[Entries from a visual dataset]
◇ ◇ ◇ ◇
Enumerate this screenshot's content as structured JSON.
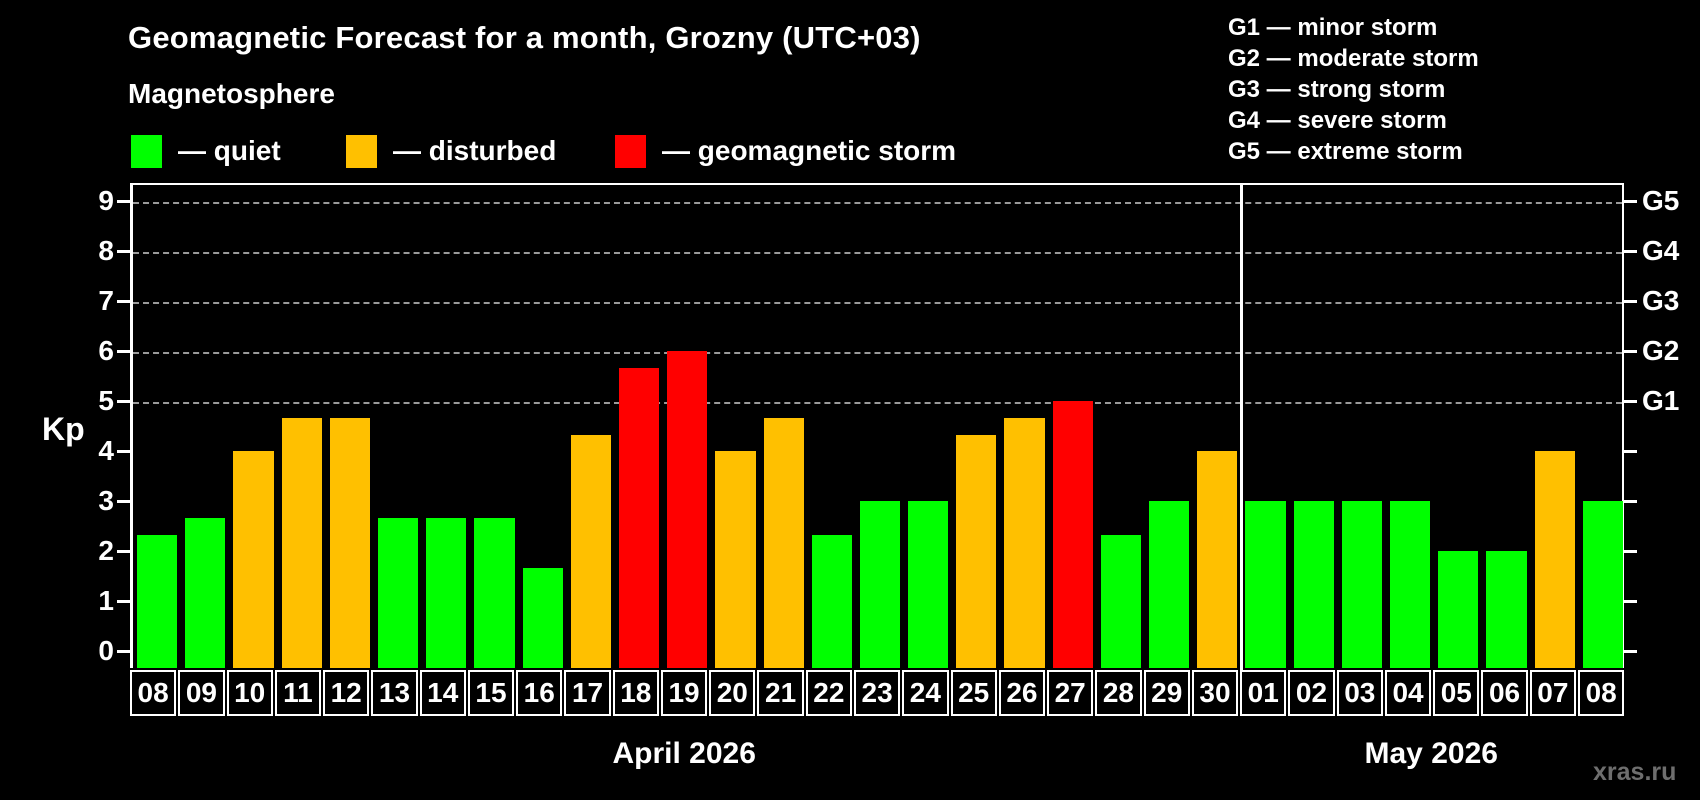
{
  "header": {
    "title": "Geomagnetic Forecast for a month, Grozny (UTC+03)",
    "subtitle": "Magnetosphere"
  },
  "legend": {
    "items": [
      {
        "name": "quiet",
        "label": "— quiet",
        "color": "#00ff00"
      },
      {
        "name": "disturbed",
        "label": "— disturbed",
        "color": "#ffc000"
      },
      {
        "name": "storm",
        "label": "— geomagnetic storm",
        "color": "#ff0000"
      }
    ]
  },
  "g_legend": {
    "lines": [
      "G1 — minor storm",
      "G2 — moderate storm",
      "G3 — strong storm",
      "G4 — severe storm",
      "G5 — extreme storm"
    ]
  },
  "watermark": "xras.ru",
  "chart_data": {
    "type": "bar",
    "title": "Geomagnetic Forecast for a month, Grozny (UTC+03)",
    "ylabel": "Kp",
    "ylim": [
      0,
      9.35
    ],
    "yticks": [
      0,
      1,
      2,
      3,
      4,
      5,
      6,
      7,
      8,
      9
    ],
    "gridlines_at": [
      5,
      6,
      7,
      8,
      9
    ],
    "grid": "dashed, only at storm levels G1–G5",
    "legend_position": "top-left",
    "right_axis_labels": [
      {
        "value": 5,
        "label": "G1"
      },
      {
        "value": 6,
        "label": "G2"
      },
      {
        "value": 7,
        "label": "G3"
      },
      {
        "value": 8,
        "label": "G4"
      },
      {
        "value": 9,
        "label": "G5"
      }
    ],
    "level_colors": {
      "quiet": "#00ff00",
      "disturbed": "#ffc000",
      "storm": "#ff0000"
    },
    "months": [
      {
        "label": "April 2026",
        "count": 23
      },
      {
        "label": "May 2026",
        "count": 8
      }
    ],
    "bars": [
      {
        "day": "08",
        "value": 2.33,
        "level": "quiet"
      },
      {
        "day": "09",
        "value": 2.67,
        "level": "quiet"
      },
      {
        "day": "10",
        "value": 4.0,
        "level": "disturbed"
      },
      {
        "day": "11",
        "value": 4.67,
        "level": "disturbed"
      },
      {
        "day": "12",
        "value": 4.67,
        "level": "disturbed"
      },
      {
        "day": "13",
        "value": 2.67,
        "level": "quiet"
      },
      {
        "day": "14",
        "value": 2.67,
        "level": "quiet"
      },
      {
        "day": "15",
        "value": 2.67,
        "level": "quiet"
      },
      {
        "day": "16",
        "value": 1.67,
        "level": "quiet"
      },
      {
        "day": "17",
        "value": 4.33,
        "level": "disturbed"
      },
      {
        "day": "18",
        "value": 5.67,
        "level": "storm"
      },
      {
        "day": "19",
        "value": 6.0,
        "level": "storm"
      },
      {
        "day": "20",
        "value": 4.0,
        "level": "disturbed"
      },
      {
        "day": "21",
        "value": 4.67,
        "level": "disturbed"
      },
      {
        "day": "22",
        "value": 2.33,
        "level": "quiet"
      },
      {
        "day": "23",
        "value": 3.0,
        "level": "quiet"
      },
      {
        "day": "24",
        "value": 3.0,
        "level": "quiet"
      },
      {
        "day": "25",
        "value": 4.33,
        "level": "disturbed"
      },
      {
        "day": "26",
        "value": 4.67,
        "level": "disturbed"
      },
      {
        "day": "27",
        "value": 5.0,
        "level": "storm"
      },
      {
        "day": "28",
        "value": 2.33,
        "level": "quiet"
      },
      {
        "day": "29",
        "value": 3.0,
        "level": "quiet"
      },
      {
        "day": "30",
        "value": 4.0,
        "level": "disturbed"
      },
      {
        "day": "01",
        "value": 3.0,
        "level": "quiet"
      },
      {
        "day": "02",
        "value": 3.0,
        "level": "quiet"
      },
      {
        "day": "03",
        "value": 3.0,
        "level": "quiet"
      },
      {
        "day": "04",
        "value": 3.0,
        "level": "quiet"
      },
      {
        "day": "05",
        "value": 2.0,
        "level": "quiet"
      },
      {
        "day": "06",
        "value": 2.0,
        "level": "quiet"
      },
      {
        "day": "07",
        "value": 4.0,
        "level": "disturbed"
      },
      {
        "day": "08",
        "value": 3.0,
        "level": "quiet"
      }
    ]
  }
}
◇ ◇ ◇ ◇
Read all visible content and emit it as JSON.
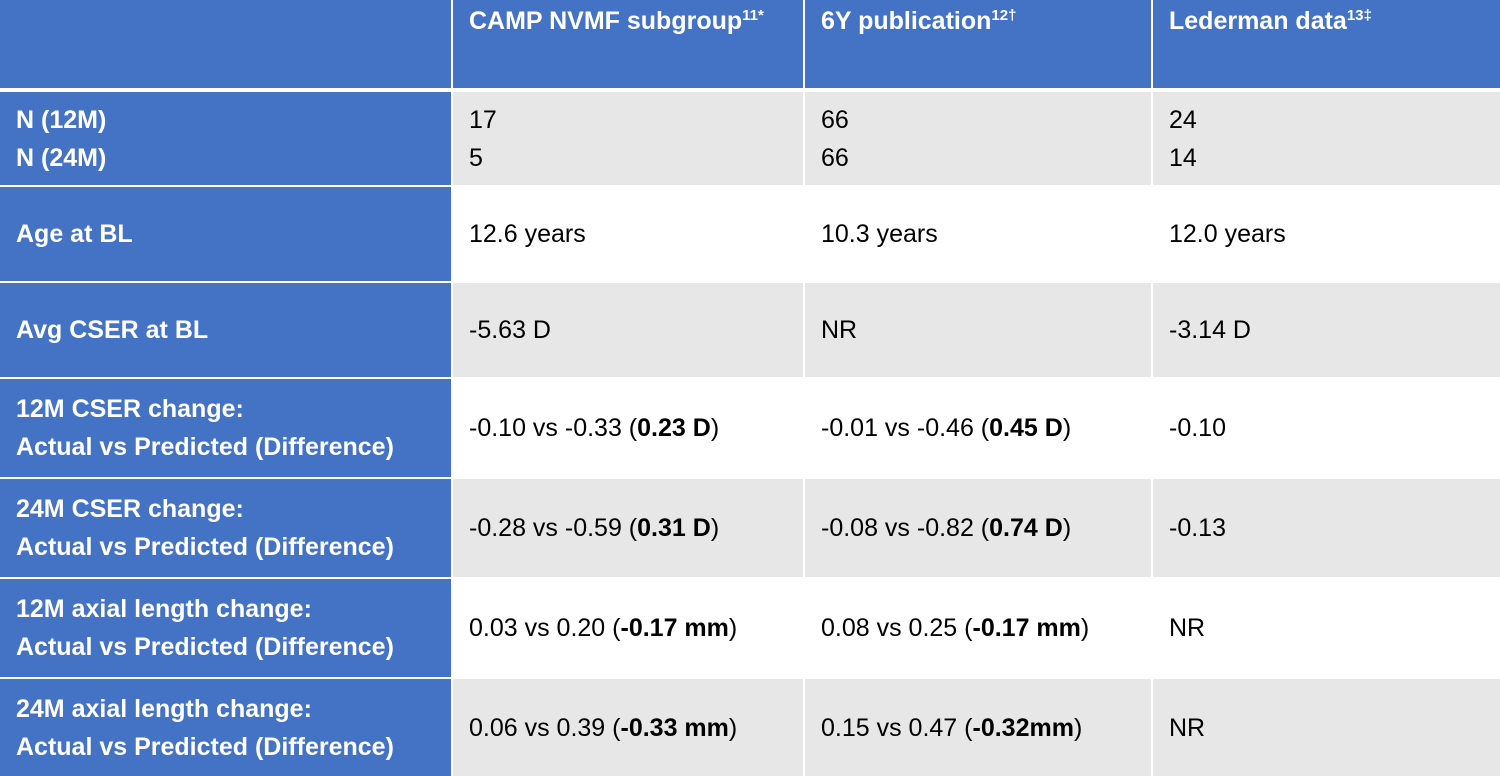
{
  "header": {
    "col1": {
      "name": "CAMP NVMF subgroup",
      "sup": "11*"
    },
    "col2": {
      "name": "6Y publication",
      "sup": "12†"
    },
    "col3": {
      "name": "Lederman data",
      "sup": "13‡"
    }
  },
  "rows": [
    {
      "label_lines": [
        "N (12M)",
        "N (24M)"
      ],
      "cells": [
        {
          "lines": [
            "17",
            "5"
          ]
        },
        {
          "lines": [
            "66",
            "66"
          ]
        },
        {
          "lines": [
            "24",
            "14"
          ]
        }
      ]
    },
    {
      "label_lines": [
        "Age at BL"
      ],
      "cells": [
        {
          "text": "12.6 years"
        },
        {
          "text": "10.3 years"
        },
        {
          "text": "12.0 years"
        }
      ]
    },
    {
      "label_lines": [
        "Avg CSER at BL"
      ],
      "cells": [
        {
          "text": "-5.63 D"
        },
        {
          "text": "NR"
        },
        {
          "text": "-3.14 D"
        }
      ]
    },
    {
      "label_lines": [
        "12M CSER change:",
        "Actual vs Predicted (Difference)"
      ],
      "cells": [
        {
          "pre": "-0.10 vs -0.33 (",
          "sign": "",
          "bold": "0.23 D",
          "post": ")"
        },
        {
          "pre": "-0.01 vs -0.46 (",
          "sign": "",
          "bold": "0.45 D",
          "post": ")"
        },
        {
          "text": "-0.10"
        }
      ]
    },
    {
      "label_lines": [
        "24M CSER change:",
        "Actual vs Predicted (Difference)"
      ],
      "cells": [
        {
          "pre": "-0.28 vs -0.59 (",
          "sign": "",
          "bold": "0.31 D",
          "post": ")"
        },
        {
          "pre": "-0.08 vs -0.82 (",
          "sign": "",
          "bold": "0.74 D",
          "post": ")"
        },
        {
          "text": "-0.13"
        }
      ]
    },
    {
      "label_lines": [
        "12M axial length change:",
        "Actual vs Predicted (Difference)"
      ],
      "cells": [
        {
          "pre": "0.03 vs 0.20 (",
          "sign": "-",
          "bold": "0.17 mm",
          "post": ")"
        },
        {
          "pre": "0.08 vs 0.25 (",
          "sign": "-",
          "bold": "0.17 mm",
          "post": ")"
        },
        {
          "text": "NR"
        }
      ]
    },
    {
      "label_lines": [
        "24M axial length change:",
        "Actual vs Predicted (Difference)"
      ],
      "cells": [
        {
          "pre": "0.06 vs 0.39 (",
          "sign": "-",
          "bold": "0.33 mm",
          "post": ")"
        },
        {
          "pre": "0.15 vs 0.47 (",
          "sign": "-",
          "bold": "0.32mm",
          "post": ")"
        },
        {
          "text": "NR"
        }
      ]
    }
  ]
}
◇ ◇ ◇ ◇
• **GOAL**
Copy out every line of the listing that contains the string "axial".

• **RESULT OF THE EXERCISE**
        "12M axial length change:",
        "24M axial length change:",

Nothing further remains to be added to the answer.